Would you write out the listing verbatim and skip every picture in it?

-- GIVEN RECORDS start --

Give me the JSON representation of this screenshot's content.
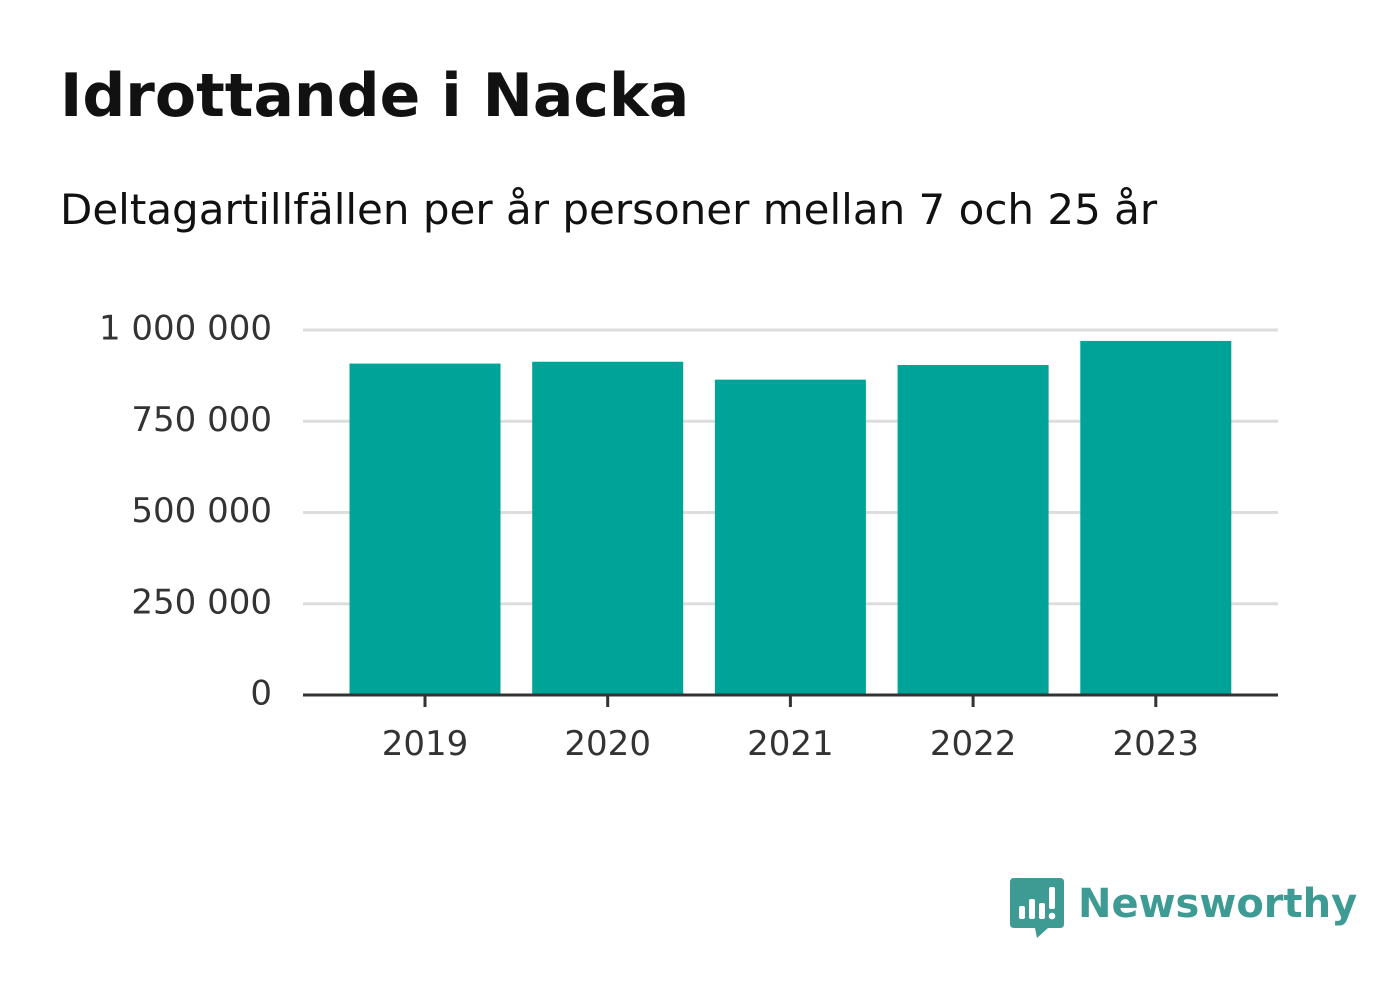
{
  "title": "Idrottande i Nacka",
  "subtitle": "Deltagartillfällen per år personer mellan 7 och 25 år",
  "brand": {
    "name": "Newsworthy",
    "logo_icon": "newsworthy-chart-bubble-icon",
    "color": "#3d9b94"
  },
  "colors": {
    "bar": "#00a398",
    "grid": "#dddddd",
    "axis": "#333333",
    "text": "#111111"
  },
  "chart_data": {
    "type": "bar",
    "categories": [
      "2019",
      "2020",
      "2021",
      "2022",
      "2023"
    ],
    "values": [
      908000,
      913000,
      864000,
      904000,
      970000
    ],
    "ylim": [
      0,
      1000000
    ],
    "yticks": [
      0,
      250000,
      500000,
      750000,
      1000000
    ],
    "ytick_labels": [
      "0",
      "250 000",
      "500 000",
      "750 000",
      "1 000 000"
    ],
    "grid": true,
    "legend": "none"
  }
}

-- GIVEN RECORDS end --

*RESULT OF THIS EXERCISE:*
Give me the JSON representation of this screenshot's content.
{
  "title": "Idrottande i Nacka",
  "subtitle": "Deltagartillfällen per år personer mellan 7 och 25 år",
  "brand": {
    "name": "Newsworthy",
    "logo_icon": "newsworthy-chart-bubble-icon",
    "color": "#3d9b94"
  },
  "colors": {
    "bar": "#00a398",
    "grid": "#dddddd",
    "axis": "#333333",
    "text": "#111111"
  },
  "chart_data": {
    "type": "bar",
    "categories": [
      "2019",
      "2020",
      "2021",
      "2022",
      "2023"
    ],
    "values": [
      908000,
      913000,
      864000,
      904000,
      970000
    ],
    "ylim": [
      0,
      1000000
    ],
    "yticks": [
      0,
      250000,
      500000,
      750000,
      1000000
    ],
    "ytick_labels": [
      "0",
      "250 000",
      "500 000",
      "750 000",
      "1 000 000"
    ],
    "grid": true,
    "legend": "none"
  }
}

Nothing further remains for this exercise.